Extract each line where the string "JSON" shows up.

┄┄┄┄┄┄┄┄┄┄┄┄┄┄┄┄┄┄┄┄

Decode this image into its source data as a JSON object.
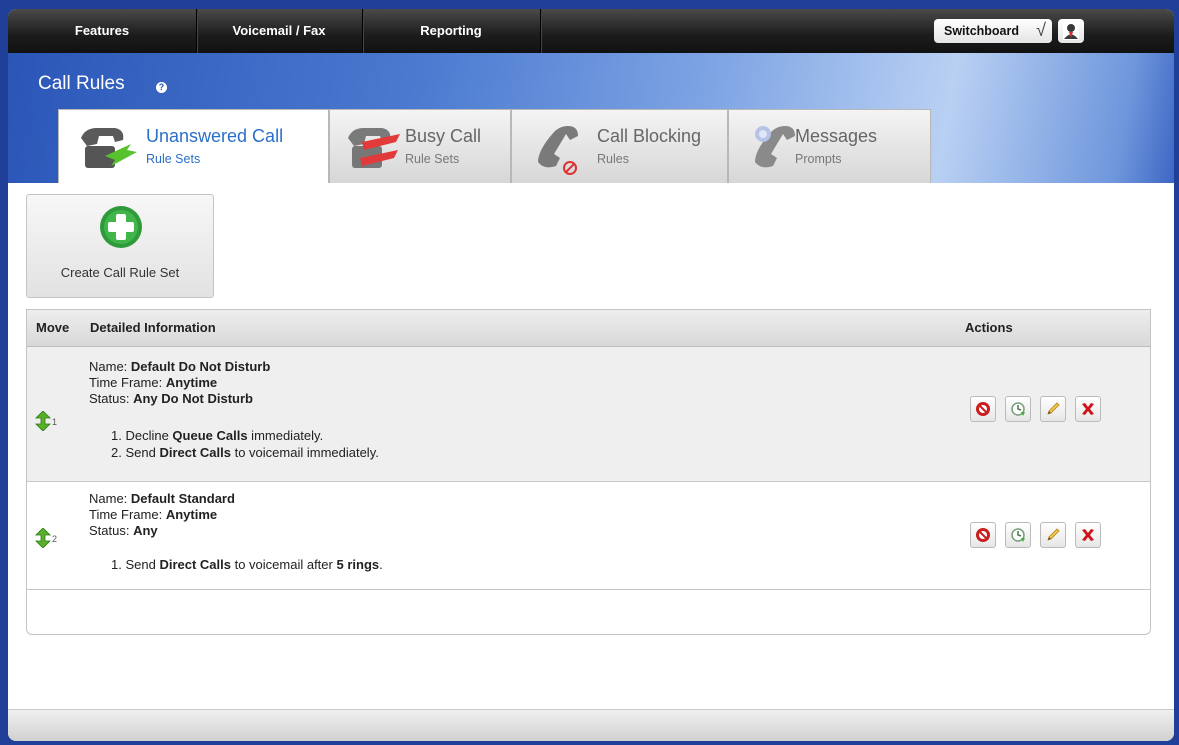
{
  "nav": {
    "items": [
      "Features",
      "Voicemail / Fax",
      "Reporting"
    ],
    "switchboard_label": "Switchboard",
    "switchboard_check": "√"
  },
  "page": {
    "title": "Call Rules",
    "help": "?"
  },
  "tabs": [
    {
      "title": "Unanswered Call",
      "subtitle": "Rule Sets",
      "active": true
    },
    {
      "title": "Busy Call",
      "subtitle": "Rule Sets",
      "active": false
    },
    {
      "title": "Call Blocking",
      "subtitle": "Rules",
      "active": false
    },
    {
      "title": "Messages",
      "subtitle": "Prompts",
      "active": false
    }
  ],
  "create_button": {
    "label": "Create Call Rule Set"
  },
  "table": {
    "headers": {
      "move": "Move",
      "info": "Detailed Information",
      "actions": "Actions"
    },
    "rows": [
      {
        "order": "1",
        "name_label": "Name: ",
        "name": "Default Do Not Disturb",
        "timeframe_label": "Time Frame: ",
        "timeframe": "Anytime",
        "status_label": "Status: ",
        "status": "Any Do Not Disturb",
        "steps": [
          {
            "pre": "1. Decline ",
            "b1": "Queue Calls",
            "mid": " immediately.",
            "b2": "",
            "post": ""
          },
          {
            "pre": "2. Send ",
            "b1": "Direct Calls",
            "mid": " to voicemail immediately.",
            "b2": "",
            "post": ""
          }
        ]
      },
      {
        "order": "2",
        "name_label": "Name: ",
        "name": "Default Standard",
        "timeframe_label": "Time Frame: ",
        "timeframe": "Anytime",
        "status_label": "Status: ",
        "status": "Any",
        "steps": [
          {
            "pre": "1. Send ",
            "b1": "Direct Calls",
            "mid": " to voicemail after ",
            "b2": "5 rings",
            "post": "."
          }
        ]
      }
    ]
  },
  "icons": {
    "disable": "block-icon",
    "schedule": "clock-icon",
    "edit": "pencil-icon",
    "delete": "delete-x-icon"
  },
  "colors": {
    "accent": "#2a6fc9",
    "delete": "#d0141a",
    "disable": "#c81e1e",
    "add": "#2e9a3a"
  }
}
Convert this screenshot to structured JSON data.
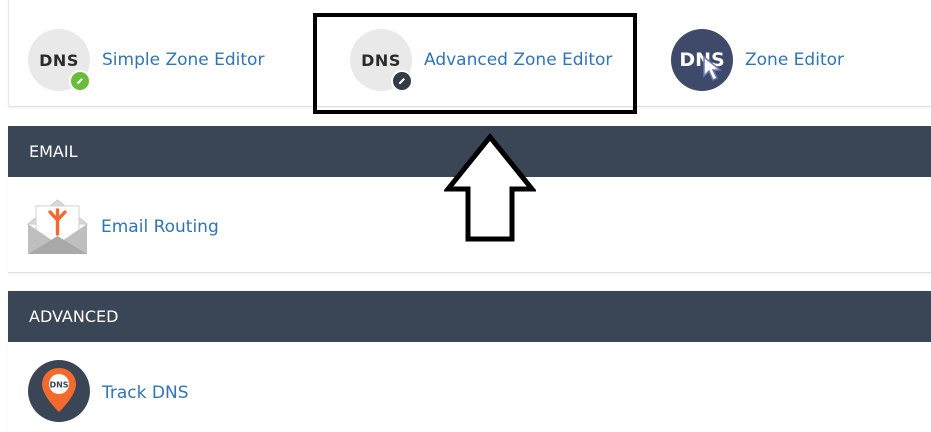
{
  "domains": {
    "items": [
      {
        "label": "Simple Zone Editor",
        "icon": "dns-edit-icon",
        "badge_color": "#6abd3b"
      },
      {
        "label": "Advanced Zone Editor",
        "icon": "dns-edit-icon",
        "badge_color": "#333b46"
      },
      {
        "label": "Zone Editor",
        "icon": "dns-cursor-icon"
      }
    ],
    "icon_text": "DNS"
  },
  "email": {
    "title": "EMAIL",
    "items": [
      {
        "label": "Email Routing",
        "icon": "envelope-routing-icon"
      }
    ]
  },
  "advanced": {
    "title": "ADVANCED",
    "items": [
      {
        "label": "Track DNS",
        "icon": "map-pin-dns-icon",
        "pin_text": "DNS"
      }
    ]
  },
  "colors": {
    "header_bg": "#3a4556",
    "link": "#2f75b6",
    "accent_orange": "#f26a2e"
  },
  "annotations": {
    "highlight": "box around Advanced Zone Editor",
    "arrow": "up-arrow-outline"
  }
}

┄┄┄┄┄┄┄┄┄┄┄┄┄┄┄┄┄┄┄┄

**FINAL ANSWER**
Decode this image into its source data as a JSON object.
Convert this screenshot to structured JSON data.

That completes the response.